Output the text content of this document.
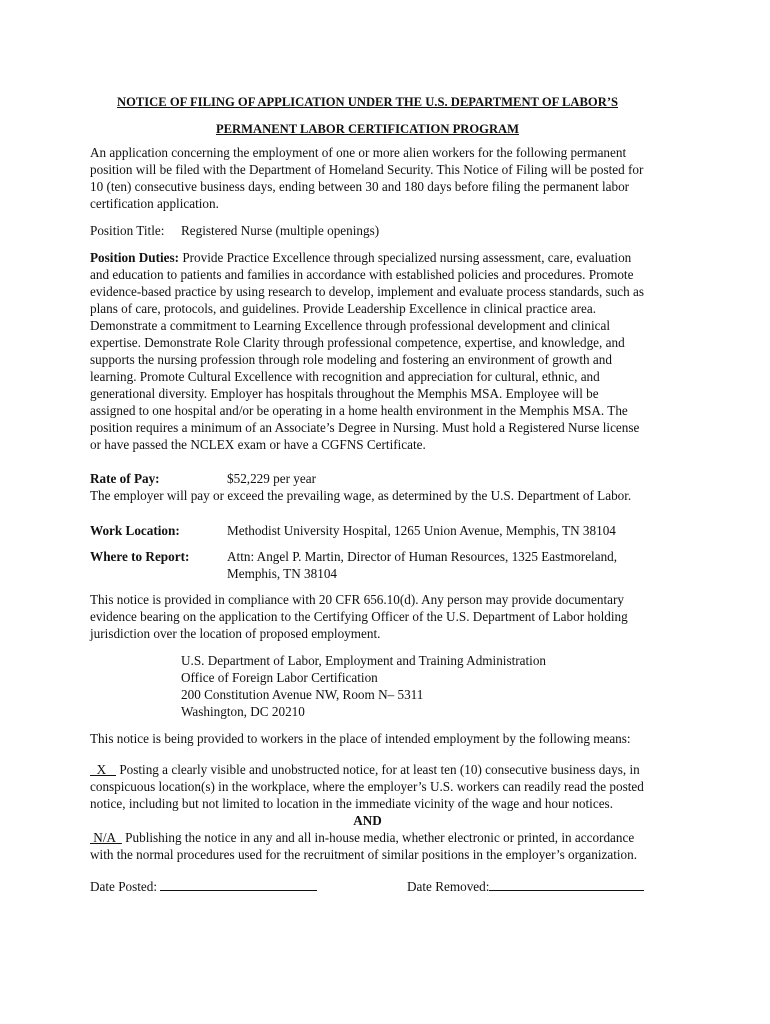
NOTICE OF FILING OF APPLICATION UNDER THE U.S. DEPARTMENT OF LABOR’S

PERMANENT LABOR CERTIFICATION PROGRAM

An application concerning the employment of one or more alien workers for the following permanent position will be filed with the Department of Homeland Security. This Notice of Filing will be posted for 10 (ten) consecutive business days, ending between 30 and 180 days before filing the permanent labor certification application.

Position Title:	Registered Nurse (multiple openings)

Position Duties: Provide Practice Excellence through specialized nursing assessment, care, evaluation and education to patients and families in accordance with established policies and procedures. Promote evidence-based practice by using research to develop, implement and evaluate process standards, such as plans of care, protocols, and guidelines. Provide Leadership Excellence in clinical practice area. Demonstrate a commitment to Learning Excellence through professional development and clinical expertise. Demonstrate Role Clarity through professional competence, expertise, and knowledge, and supports the nursing profession through role modeling and fostering an environment of growth and learning. Promote Cultural Excellence with recognition and appreciation for cultural, ethnic, and generational diversity. Employer has hospitals throughout the Memphis MSA. Employee will be assigned to one hospital and/or be operating in a home health environment in the Memphis MSA. The position requires a minimum of an Associate’s Degree in Nursing. Must hold a Registered Nurse license or have passed the NCLEX exam or have a CGFNS Certificate.

Rate of Pay:	$52,229 per year

The employer will pay or exceed the prevailing wage, as determined by the U.S. Department of Labor.

Work Location:	Methodist University Hospital, 1265 Union Avenue, Memphis, TN 38104
Where to Report:	Attn: Angel P. Martin, Director of Human Resources, 1325 Eastmoreland,
Memphis, TN 38104

This notice is provided in compliance with 20 CFR 656.10(d). Any person may provide documentary evidence bearing on the application to the Certifying Officer of the U.S. Department of Labor holding jurisdiction over the location of proposed employment.

U.S. Department of Labor, Employment and Training Administration
Office of Foreign Labor Certification
200 Constitution Avenue NW, Room N– 5311
Washington, DC 20210

This notice is being provided to workers in the place of intended employment by the following means:

X    Posting a clearly visible and unobstructed notice, for at least ten (10) consecutive business days, in conspicuous location(s) in the workplace, where the employer’s U.S. workers can readily read the posted notice, including but not limited to location in the immediate vicinity of the wage and hour notices.

AND

N/A   Publishing the notice in any and all in-house media, whether electronic or printed, in accordance with the normal procedures used for the recruitment of similar positions in the employer’s organization.

Date Posted:	Date Removed:
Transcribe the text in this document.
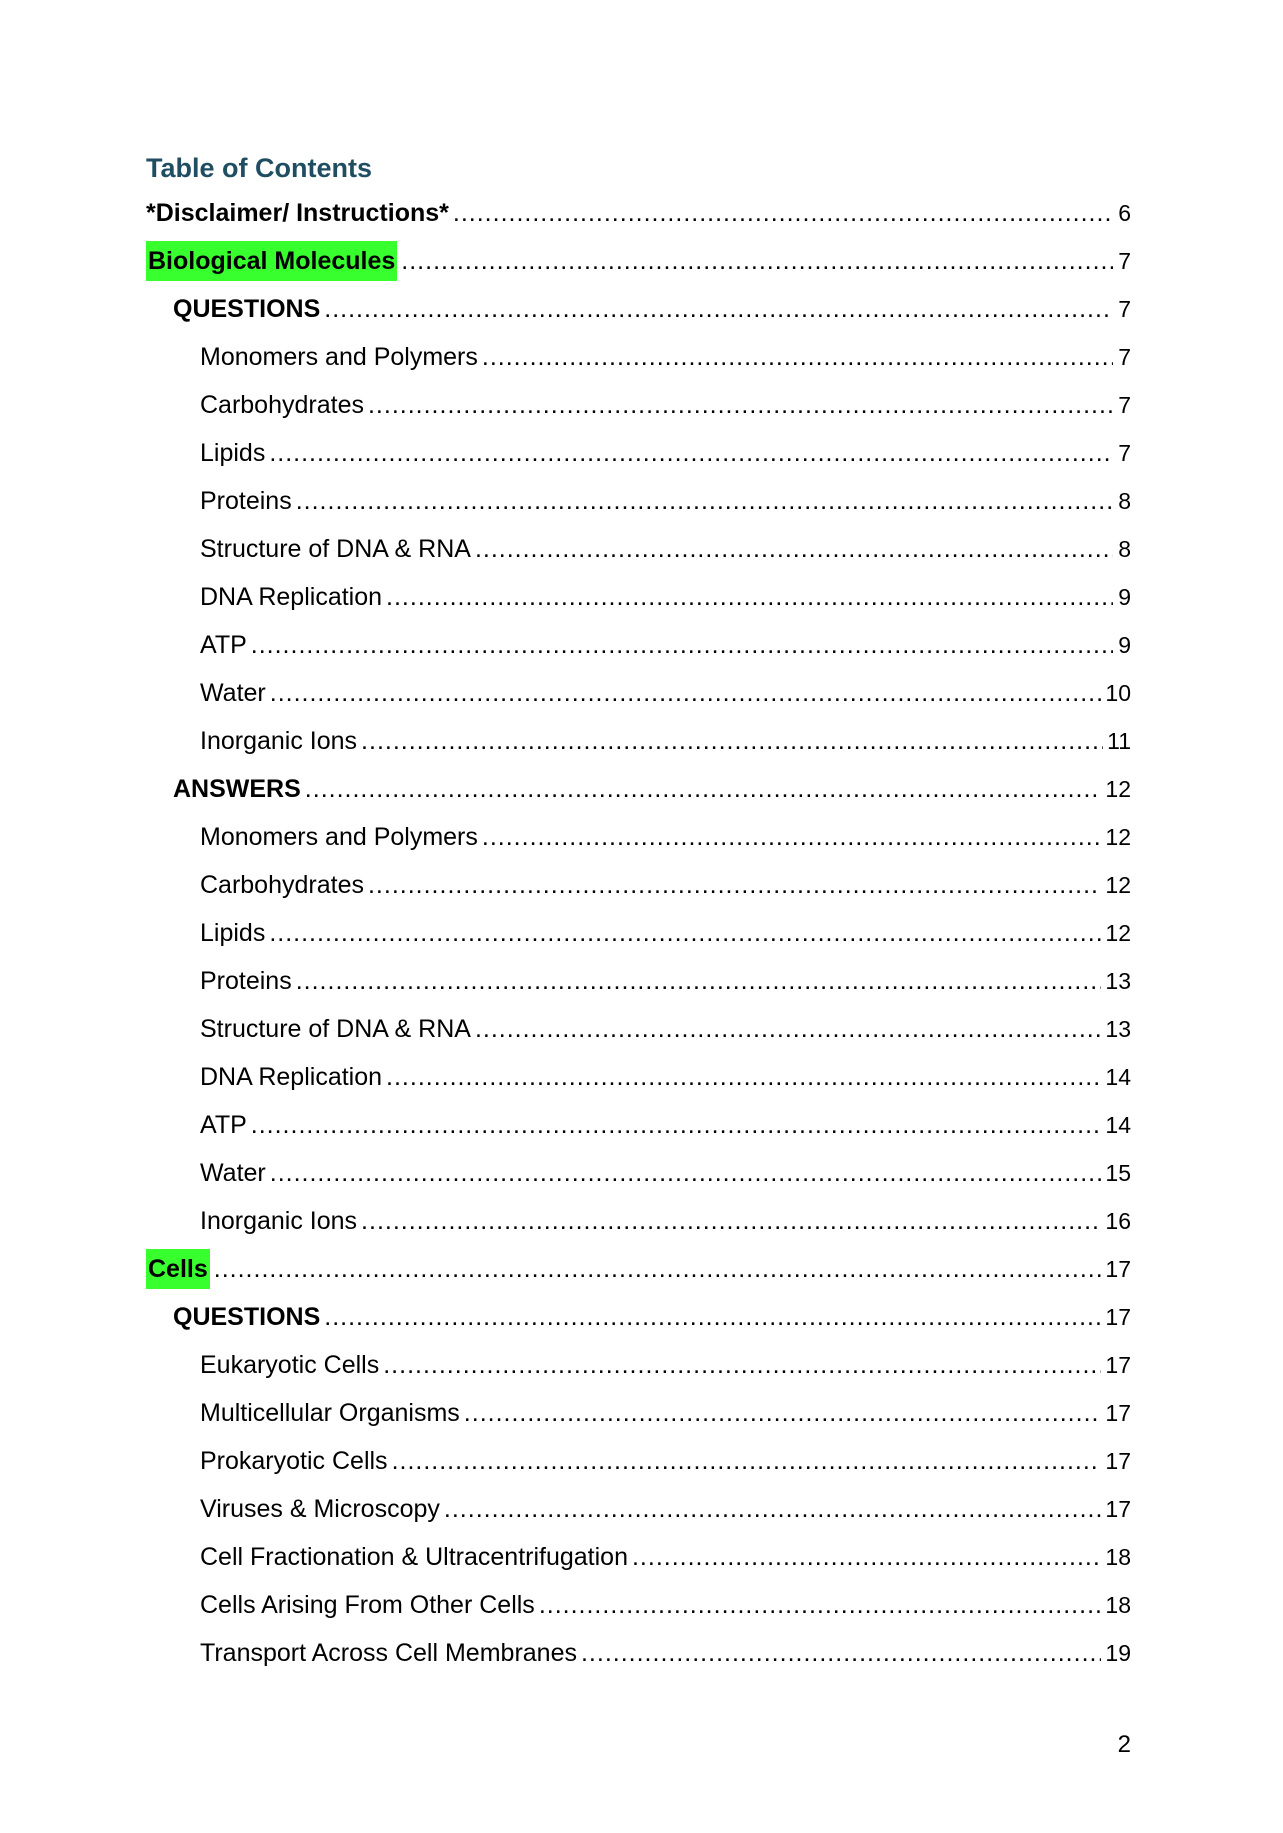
Table of Contents
*Disclaimer/ Instructions* .....	6
Biological Molecules .....	7
QUESTIONS .....	7
Monomers and Polymers .....	7
Carbohydrates .....	7
Lipids .....	7
Proteins .....	8
Structure of DNA & RNA .....	8
DNA Replication .....	9
ATP .....	9
Water .....	10
Inorganic Ions .....	11
ANSWERS .....	12
Monomers and Polymers .....	12
Carbohydrates .....	12
Lipids .....	12
Proteins .....	13
Structure of DNA & RNA .....	13
DNA Replication .....	14
ATP .....	14
Water .....	15
Inorganic Ions .....	16
Cells .....	17
QUESTIONS .....	17
Eukaryotic Cells .....	17
Multicellular Organisms .....	17
Prokaryotic Cells .....	17
Viruses & Microscopy .....	17
Cell Fractionation & Ultracentrifugation .....	18
Cells Arising From Other Cells .....	18
Transport Across Cell Membranes .....	19
2
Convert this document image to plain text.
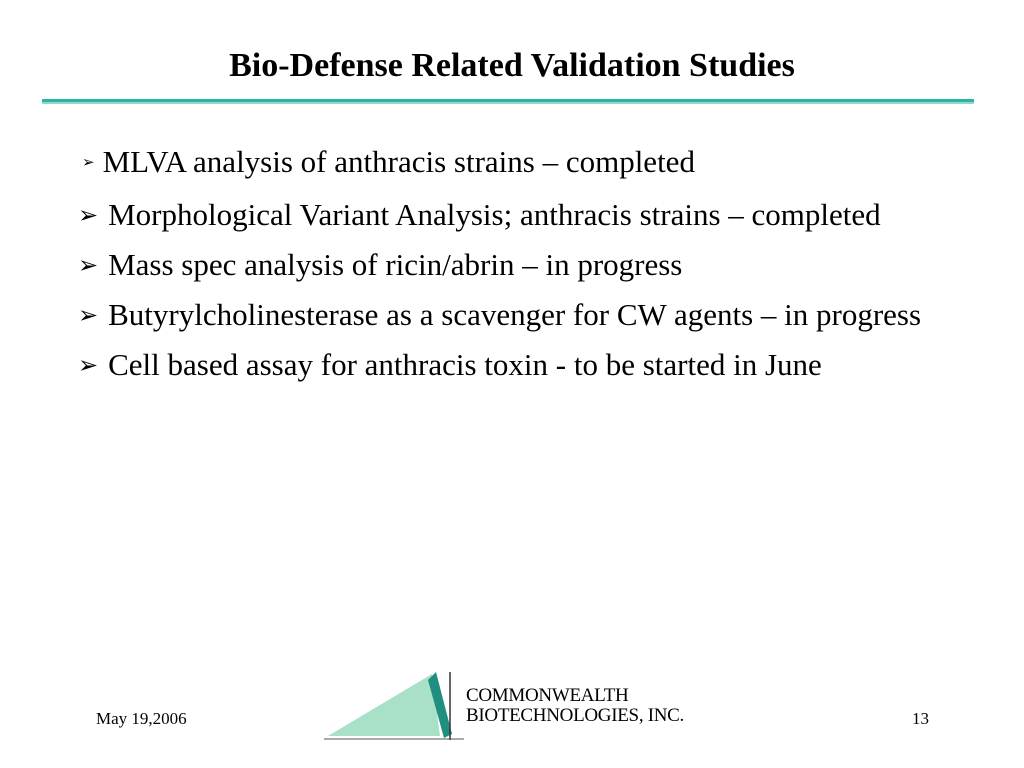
Bio-Defense Related Validation Studies
➢ MLVA analysis of anthracis strains – completed
➢ Morphological Variant Analysis; anthracis strains – completed
➢ Mass spec analysis of ricin/abrin – in progress
➢ Butyrylcholinesterase as a scavenger for CW agents – in progress
➢ Cell based assay for anthracis toxin - to be started in June
May 19,2006
COMMONWEALTH
BIOTECHNOLOGIES, INC.	13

**Exercise**
Write out the entries again, exactly as given, skipping any images.

**Task response**
Output the text content of this document.
NOTICE OF FILING OF APPLICATION UNDER THE U.S. DEPARTMENT OF LABOR’S

PERMANENT LABOR CERTIFICATION PROGRAM

An application concerning the employment of one or more alien workers for the following permanent position will be filed with the Department of Homeland Security. This Notice of Filing will be posted for 10 (ten) consecutive business days, ending between 30 and 180 days before filing the permanent labor certification application.

Position Title:	Registered Nurse (multiple openings)

Position Duties: Provide Practice Excellence through specialized nursing assessment, care, evaluation and education to patients and families in accordance with established policies and procedures. Promote evidence-based practice by using research to develop, implement and evaluate process standards, such as plans of care, protocols, and guidelines. Provide Leadership Excellence in clinical practice area. Demonstrate a commitment to Learning Excellence through professional development and clinical expertise. Demonstrate Role Clarity through professional competence, expertise, and knowledge, and supports the nursing profession through role modeling and fostering an environment of growth and learning. Promote Cultural Excellence with recognition and appreciation for cultural, ethnic, and generational diversity. Employer has hospitals throughout the Memphis MSA. Employee will be assigned to one hospital and/or be operating in a home health environment in the Memphis MSA. The position requires a minimum of an Associate’s Degree in Nursing. Must hold a Registered Nurse license or have passed the NCLEX exam or have a CGFNS Certificate.

Rate of Pay:	$52,229 per year

The employer will pay or exceed the prevailing wage, as determined by the U.S. Department of Labor.

Work Location:	Methodist University Hospital, 1265 Union Avenue, Memphis, TN 38104
Where to Report:	Attn: Angel P. Martin, Director of Human Resources, 1325 Eastmoreland,
Memphis, TN 38104

This notice is provided in compliance with 20 CFR 656.10(d). Any person may provide documentary evidence bearing on the application to the Certifying Officer of the U.S. Department of Labor holding jurisdiction over the location of proposed employment.

U.S. Department of Labor, Employment and Training Administration
Office of Foreign Labor Certification
200 Constitution Avenue NW, Room N– 5311
Washington, DC 20210

This notice is being provided to workers in the place of intended employment by the following means:

X    Posting a clearly visible and unobstructed notice, for at least ten (10) consecutive business days, in conspicuous location(s) in the workplace, where the employer’s U.S. workers can readily read the posted notice, including but not limited to location in the immediate vicinity of the wage and hour notices.

AND

N/A   Publishing the notice in any and all in-house media, whether electronic or printed, in accordance with the normal procedures used for the recruitment of similar positions in the employer’s organization.

Date Posted:	Date Removed:
Transcribe the text in this document.
Table of Contents
*Disclaimer/ Instructions* .....	6
Biological Molecules .....	7
QUESTIONS .....	7
Monomers and Polymers .....	7
Carbohydrates .....	7
Lipids .....	7
Proteins .....	8
Structure of DNA & RNA .....	8
DNA Replication .....	9
ATP .....	9
Water .....	10
Inorganic Ions .....	11
ANSWERS .....	12
Monomers and Polymers .....	12
Carbohydrates .....	12
Lipids .....	12
Proteins .....	13
Structure of DNA & RNA .....	13
DNA Replication .....	14
ATP .....	14
Water .....	15
Inorganic Ions .....	16
Cells .....	17
QUESTIONS .....	17
Eukaryotic Cells .....	17
Multicellular Organisms .....	17
Prokaryotic Cells .....	17
Viruses & Microscopy .....	17
Cell Fractionation & Ultracentrifugation .....	18
Cells Arising From Other Cells .....	18
Transport Across Cell Membranes .....	19
2
Convert this document image to plain text.
Bio-Defense Related Validation Studies
➢ MLVA analysis of anthracis strains – completed
➢ Morphological Variant Analysis; anthracis strains – completed
➢ Mass spec analysis of ricin/abrin – in progress
➢ Butyrylcholinesterase as a scavenger for CW agents – in progress
➢ Cell based assay for anthracis toxin - to be started in June
May 19,2006
COMMONWEALTH
BIOTECHNOLOGIES, INC.	13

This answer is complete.